What is expected → From the entries that follow, extract each line holding the string "Calibre".

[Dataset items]
-- start --

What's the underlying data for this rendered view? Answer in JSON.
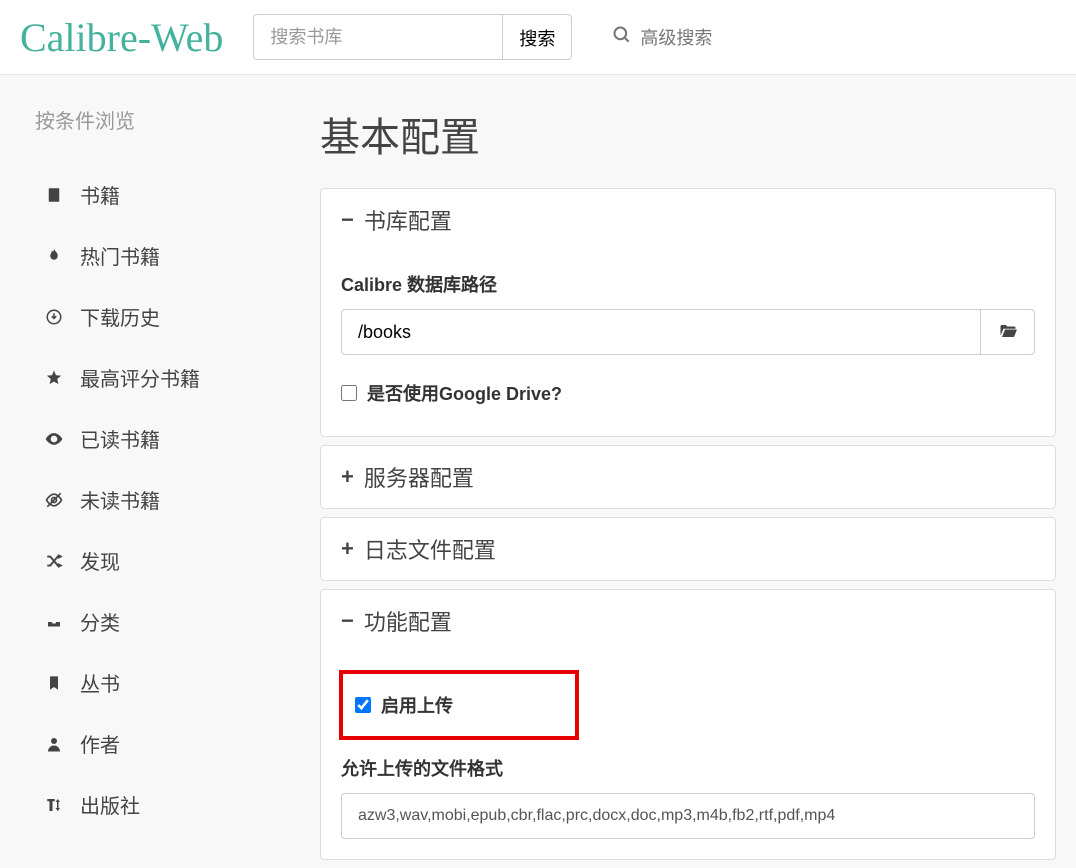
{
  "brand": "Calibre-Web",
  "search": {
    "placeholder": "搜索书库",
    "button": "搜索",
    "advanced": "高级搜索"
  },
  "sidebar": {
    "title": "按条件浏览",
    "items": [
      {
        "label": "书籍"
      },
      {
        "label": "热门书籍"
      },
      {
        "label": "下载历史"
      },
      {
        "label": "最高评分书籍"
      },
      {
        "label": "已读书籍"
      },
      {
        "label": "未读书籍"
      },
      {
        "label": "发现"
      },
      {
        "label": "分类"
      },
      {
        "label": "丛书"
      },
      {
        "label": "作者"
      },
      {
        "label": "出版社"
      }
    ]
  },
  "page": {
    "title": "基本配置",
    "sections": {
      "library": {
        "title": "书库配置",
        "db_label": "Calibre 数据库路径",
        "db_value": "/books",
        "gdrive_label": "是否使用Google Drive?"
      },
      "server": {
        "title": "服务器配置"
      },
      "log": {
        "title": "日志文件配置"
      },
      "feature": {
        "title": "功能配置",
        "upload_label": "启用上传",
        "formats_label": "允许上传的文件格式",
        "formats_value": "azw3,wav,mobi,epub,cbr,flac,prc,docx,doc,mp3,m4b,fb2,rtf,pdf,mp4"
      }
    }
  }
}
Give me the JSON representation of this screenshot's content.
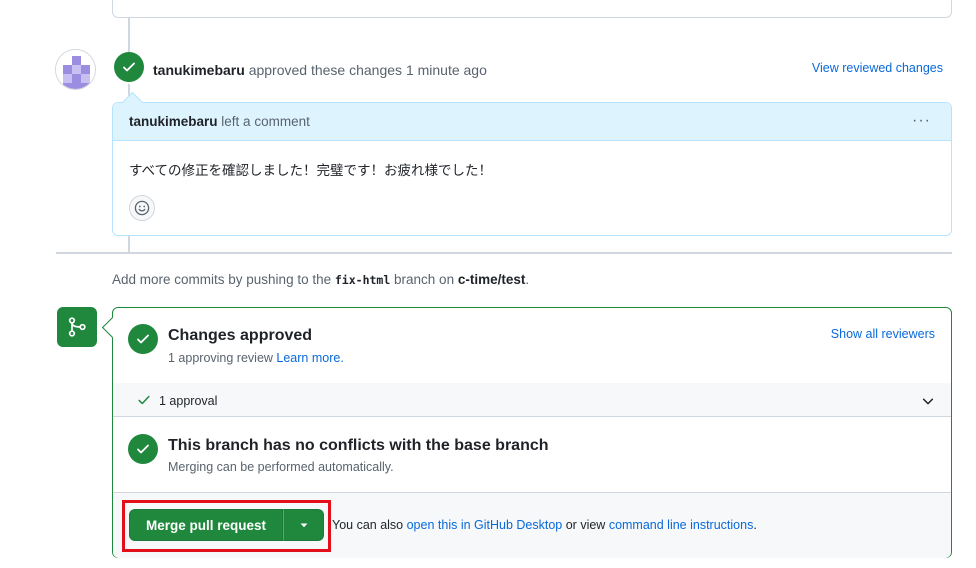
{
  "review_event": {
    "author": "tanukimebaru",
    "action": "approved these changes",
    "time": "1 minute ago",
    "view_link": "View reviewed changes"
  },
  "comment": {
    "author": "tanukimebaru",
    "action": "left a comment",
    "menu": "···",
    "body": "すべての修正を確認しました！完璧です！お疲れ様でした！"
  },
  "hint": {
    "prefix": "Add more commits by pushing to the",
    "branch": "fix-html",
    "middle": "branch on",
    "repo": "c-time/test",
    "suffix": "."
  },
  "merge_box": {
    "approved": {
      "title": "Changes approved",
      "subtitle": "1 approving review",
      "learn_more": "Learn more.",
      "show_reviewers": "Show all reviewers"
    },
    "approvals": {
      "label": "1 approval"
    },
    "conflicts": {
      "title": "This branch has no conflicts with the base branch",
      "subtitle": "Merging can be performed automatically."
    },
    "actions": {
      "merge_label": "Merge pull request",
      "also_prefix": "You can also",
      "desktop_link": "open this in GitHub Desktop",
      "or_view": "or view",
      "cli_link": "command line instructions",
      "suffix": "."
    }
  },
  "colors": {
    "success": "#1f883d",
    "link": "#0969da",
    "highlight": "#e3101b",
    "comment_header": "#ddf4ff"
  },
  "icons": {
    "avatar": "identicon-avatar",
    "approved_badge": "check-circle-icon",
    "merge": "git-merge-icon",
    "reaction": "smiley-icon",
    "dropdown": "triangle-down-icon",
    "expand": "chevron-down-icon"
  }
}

-- end --

Reply →
  "brand": "Calibre-Web",
        "db_label": "Calibre 数据库路径",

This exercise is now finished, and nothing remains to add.